_Fragment do przeczytania_.
Już pierwszego dnia – wieczorem po przylocie – miałam okazję poznać tradycyjną kuchnię etiopską. So…najpierw mycie łapek. Zazwyczaj trzeb pójść do łazienki, żeby to zrobić ale zdarza się, że po złożeniu zamówienia do stolika podchodzą dwie panie, jedna z mydłem, dzbanem wody i cynową “umywalką”, druga z wilgotnymi ręcznikami. Mi zdarzyło się właśnie tak 🙂 Po “myciu” na stół wnoszone jest jedzenie. Porcja, którą pożywić mogą się spokojnie cztery osoby to: talerz o średnicy 50-60 cm, w całości przykryty wielkim naleśnikiem, w smaku lekko kwaśnawym. Ten naleśnik to etiopski chleb – injera. Na naleśniku klika “kupek” – zazwyczaj jest to mięso; krojone, siekane, mielone, smażone, duszone, mieszane z warzywami, orzechami, kawałkami naleśnika albo samo. Dodatkowo na stole pojawia się miseczka z chlebami zwiniętymi w rulon. Każdy z jedzących kładzie sobie taki rulonik przed sobą, rozwija, urywa po kawałku, nabiera w ten kawałek po trochę z “kupek” i pakuje do buzi. W dobrym tonie jest wykonać tę czynność nie dotykając dłonią ust. Powiedzmy, że nie jest to proste. Zarówno naleśnik, jak i “kupki” są bardzo sycące. Najbardziej smakowała mi kupka mięsno-orzechowa. Pycha!

_Dostarczony materiał_.
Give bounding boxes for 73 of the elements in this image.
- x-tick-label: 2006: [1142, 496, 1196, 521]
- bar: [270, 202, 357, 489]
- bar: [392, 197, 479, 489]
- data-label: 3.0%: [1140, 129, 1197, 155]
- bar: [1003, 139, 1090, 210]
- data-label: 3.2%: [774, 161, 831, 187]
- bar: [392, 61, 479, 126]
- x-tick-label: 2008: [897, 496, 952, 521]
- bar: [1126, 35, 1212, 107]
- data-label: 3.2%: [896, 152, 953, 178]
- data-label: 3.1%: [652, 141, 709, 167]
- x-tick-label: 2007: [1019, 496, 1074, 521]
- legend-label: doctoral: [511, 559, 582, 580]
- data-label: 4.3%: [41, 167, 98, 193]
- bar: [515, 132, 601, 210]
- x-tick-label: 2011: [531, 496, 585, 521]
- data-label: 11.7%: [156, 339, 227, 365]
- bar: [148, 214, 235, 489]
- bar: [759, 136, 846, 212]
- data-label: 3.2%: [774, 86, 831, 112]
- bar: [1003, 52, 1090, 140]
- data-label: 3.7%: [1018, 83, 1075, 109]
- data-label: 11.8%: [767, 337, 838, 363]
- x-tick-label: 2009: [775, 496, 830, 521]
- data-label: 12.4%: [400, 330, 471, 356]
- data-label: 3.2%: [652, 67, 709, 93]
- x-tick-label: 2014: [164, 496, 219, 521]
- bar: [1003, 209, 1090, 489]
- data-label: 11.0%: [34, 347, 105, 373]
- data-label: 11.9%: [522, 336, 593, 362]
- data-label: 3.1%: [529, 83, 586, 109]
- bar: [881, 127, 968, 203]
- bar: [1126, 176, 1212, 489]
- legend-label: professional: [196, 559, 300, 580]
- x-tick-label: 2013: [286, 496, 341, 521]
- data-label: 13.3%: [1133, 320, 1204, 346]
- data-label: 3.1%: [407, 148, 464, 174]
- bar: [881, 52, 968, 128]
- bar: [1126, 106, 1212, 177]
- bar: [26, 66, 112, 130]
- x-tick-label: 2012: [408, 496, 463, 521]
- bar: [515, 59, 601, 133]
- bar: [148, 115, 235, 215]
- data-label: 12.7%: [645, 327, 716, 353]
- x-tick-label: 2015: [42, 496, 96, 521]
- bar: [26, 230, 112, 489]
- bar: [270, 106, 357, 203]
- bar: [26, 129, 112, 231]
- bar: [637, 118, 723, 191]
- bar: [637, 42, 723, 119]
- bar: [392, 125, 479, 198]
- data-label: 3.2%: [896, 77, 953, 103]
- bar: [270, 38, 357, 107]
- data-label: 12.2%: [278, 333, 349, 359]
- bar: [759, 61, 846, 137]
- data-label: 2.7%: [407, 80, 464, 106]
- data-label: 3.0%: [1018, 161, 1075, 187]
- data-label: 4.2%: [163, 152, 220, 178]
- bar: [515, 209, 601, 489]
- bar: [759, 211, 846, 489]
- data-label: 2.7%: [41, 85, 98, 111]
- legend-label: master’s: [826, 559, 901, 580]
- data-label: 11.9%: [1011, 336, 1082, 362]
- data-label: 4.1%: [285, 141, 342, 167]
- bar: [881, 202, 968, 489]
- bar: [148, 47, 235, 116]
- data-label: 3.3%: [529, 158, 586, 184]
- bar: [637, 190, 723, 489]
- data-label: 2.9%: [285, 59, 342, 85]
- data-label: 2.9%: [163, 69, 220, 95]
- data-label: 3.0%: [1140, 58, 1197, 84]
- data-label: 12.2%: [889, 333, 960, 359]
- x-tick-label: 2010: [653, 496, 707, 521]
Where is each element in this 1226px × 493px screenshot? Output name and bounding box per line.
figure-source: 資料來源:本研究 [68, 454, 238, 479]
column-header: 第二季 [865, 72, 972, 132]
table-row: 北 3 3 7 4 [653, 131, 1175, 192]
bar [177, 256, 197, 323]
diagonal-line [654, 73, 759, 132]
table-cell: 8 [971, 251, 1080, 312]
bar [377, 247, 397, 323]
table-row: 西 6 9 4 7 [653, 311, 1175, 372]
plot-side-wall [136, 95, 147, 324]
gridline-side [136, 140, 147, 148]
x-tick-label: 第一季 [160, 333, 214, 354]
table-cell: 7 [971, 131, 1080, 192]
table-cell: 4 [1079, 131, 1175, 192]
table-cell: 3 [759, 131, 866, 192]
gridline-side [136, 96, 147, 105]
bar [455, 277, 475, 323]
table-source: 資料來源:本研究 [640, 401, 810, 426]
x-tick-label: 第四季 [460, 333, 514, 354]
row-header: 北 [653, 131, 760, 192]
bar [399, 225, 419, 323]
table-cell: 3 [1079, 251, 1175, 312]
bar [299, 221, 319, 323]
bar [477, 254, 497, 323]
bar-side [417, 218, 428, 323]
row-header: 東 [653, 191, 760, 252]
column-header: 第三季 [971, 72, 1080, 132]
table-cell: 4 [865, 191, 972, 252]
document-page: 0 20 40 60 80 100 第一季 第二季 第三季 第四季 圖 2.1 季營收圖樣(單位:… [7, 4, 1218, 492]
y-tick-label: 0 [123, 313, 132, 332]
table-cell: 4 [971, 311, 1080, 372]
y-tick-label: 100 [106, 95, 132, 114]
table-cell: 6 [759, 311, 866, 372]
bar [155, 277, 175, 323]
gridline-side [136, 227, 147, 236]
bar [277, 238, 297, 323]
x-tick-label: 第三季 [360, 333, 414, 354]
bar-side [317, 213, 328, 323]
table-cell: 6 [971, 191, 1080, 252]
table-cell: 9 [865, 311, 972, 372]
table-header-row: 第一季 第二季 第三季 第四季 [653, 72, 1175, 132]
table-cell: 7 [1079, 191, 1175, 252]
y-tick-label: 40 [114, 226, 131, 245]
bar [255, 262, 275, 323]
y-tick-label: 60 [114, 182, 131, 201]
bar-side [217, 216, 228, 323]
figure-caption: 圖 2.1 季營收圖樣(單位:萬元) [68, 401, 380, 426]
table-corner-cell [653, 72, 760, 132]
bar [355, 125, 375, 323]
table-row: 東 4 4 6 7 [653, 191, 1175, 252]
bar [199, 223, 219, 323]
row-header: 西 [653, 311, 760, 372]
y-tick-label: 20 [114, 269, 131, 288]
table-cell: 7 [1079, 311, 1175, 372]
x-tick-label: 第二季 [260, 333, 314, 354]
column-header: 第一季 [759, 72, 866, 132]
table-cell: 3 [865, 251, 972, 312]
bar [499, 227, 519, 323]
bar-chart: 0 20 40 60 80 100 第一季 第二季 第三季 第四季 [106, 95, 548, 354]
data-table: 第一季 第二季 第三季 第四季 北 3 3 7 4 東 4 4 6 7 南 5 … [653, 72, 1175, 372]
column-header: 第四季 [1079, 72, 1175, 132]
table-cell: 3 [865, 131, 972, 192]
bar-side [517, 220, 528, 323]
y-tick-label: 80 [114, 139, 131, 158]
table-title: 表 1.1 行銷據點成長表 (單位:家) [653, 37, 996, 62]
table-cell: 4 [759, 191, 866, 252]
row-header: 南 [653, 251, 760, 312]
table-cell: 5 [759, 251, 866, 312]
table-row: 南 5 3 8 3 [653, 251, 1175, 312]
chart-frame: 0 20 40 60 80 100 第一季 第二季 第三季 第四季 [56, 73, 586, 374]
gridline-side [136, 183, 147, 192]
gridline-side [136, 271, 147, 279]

_Zadania do wykonania_.
(1) Przytocz rekordy od pierwszego wiersza do wiersza zawierającego „- bar: [515, 132, 601, 210]”, oba włącznie.
(2) Napisz dalszy ciąg tekstu o kuchni etiopskiej, zaczynając od miejsca po jego ostatnim zdaniu.
Tekst o kuchni etiopskiej i rekordy pochodzą z różnych źródeł.

_Wyniki ćwiczeń_.
(1)
Give bounding boxes for 73 of the elements in this image.
- x-tick-label: 2006: [1142, 496, 1196, 521]
- bar: [270, 202, 357, 489]
- bar: [392, 197, 479, 489]
- data-label: 3.0%: [1140, 129, 1197, 155]
- bar: [1003, 139, 1090, 210]
- data-label: 3.2%: [774, 161, 831, 187]
- bar: [392, 61, 479, 126]
- x-tick-label: 2008: [897, 496, 952, 521]
- bar: [1126, 35, 1212, 107]
- data-label: 3.2%: [896, 152, 953, 178]
- data-label: 3.1%: [652, 141, 709, 167]
- x-tick-label: 2007: [1019, 496, 1074, 521]
- legend-label: doctoral: [511, 559, 582, 580]
- data-label: 4.3%: [41, 167, 98, 193]
- bar: [515, 132, 601, 210]

(2)
Generalnie, tak “zbudowany” posiłek to podstawa kuchni etiopskiej. Oczywiście nie każdego stać na mięso. W wersji uboższej kupki są warzywne lub z soczewicy. Podobnie jest w dni postne, czyli w środę i piątek, kiedy religijni Etiopczycy, przestrzegający postu, nie jedzą mięsa.
Pozostałością po krótkiej, sześcioletniej, obecności Włochów w tym kraju, jest również “cuccina Italiana”. W mieście roi się od pizzerii, serwujących nie tylko pizzę, ale też makarony, panettoni i inne włoskie smakołyki. Próbowałam – pycha!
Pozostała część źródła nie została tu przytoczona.